**The request:** Check each line of the material below for "Smart". Report how many have it, with no other words.

**Data excerpts:**
## start

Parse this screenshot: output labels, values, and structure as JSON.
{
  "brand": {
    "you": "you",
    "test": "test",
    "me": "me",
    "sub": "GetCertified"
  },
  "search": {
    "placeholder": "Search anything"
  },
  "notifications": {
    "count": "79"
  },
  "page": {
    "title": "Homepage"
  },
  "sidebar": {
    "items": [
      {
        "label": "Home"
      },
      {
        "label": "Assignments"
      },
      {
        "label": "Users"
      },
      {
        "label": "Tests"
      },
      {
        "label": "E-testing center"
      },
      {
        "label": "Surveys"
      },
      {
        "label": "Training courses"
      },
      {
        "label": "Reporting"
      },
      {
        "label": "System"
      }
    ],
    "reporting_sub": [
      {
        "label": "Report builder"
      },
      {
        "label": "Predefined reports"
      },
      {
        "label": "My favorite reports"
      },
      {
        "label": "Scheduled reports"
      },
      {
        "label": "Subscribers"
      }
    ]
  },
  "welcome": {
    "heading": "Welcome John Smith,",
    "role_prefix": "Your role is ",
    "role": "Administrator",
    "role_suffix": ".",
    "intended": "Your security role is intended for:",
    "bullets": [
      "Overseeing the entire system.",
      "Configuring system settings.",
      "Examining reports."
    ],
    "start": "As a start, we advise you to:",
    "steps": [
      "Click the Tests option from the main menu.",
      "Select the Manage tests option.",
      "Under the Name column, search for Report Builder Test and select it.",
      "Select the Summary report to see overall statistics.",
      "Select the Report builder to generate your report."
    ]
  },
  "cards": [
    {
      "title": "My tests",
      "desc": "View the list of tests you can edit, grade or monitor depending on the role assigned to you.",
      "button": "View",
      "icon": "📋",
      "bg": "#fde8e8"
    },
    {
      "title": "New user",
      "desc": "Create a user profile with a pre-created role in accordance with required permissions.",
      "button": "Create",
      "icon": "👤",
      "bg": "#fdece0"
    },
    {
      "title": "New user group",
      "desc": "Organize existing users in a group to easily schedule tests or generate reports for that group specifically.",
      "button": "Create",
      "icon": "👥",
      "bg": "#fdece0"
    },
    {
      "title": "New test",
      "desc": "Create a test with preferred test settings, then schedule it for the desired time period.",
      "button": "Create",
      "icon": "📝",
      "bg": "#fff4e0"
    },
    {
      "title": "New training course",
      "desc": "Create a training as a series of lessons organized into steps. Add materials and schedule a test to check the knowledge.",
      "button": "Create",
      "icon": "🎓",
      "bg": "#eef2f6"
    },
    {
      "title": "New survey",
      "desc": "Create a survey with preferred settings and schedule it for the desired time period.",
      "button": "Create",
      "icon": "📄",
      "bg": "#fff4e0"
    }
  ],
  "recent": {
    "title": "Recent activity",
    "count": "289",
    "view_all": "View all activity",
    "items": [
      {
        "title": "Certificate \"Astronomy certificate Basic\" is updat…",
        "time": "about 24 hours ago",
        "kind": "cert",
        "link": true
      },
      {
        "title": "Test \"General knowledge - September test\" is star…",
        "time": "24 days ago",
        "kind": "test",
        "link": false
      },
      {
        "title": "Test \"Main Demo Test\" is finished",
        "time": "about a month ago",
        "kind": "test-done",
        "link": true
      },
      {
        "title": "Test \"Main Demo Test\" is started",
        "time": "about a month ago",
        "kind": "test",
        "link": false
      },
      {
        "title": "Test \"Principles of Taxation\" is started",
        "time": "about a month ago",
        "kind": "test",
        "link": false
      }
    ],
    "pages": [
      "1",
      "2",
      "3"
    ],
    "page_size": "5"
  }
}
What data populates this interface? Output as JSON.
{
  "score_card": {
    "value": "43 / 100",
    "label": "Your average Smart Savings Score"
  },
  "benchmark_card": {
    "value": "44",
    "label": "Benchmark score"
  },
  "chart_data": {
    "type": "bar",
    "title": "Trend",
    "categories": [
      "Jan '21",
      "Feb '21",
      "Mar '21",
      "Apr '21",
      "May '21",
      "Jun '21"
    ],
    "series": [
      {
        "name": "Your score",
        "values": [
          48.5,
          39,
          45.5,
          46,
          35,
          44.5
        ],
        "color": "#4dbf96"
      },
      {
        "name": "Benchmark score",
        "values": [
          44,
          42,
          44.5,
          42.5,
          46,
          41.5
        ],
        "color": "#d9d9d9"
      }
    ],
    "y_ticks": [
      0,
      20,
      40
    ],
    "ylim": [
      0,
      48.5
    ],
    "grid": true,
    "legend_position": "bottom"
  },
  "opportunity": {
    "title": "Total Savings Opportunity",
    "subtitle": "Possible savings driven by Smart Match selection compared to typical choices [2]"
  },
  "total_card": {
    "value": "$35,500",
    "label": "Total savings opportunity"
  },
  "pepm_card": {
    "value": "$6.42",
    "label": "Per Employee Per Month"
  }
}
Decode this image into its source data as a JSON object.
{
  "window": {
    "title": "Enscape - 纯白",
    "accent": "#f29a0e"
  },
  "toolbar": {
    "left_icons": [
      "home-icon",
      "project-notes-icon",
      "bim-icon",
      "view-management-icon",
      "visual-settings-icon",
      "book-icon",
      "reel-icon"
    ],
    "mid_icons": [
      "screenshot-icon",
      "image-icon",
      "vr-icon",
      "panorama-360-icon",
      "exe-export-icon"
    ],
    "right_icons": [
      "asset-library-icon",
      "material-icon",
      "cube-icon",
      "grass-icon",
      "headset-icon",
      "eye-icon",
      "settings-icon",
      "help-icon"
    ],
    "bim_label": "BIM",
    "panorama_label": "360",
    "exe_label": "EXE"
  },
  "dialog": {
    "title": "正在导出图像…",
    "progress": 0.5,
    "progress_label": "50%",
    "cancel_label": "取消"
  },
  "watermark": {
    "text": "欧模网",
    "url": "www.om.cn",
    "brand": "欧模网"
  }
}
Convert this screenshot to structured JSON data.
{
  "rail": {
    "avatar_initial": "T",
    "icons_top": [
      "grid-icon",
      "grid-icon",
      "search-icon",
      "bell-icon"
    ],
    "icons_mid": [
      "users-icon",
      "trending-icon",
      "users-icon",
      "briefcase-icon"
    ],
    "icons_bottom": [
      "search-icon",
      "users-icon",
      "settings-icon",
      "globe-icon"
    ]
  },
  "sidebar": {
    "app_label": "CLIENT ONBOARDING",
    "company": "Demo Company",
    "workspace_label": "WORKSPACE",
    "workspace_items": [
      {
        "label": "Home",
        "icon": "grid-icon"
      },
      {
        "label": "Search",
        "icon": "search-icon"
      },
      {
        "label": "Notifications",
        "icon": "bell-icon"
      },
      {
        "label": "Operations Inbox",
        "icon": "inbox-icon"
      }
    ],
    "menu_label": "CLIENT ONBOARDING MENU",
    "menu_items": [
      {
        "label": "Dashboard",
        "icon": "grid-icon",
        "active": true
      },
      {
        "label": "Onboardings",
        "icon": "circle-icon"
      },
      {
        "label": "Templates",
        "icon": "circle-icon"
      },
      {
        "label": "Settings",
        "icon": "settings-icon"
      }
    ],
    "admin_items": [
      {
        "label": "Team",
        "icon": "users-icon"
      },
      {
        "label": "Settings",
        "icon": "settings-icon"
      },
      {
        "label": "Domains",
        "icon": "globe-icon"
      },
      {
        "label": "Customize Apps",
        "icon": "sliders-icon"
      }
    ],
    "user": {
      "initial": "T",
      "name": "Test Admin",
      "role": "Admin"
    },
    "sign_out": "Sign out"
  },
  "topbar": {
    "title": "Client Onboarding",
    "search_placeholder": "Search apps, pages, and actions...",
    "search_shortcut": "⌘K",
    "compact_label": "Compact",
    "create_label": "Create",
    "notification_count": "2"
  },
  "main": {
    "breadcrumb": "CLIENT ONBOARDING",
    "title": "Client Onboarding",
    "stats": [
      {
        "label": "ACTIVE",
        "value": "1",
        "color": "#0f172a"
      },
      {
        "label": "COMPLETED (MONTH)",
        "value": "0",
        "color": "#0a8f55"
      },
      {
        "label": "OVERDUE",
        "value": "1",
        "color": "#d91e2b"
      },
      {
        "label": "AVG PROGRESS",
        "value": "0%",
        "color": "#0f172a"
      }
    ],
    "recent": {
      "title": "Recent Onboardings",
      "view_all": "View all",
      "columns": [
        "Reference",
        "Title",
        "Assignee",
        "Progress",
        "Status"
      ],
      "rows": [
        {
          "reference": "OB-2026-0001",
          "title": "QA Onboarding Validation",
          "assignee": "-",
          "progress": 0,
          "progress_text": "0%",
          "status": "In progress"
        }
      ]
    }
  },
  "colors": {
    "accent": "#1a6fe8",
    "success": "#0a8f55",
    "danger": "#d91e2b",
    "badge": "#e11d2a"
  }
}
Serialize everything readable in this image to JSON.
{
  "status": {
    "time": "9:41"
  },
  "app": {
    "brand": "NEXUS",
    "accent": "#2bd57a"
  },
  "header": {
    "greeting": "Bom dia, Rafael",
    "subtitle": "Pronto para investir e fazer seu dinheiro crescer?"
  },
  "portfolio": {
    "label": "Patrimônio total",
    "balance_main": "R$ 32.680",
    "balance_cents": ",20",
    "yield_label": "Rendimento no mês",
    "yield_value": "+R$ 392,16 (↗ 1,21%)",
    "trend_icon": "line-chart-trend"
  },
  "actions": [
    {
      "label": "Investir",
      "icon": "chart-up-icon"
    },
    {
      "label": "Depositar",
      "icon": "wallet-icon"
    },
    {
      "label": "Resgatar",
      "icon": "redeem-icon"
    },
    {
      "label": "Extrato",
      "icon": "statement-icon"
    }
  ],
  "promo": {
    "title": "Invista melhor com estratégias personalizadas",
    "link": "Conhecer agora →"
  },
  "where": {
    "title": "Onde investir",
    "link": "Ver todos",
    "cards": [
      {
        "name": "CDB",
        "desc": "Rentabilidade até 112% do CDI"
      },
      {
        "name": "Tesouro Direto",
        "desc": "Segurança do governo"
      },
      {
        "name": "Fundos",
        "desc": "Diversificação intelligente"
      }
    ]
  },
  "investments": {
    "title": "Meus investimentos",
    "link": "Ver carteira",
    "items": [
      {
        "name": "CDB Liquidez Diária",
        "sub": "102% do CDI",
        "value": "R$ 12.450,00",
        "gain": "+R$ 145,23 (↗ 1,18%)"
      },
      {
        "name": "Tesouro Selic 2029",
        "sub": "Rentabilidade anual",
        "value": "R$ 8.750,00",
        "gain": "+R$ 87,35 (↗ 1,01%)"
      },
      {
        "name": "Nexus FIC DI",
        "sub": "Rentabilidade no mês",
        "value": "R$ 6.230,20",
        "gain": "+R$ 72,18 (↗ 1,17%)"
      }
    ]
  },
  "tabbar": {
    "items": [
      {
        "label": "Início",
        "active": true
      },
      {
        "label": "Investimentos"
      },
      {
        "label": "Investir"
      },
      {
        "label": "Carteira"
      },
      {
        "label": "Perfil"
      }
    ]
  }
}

## end

**Exercise response:** 2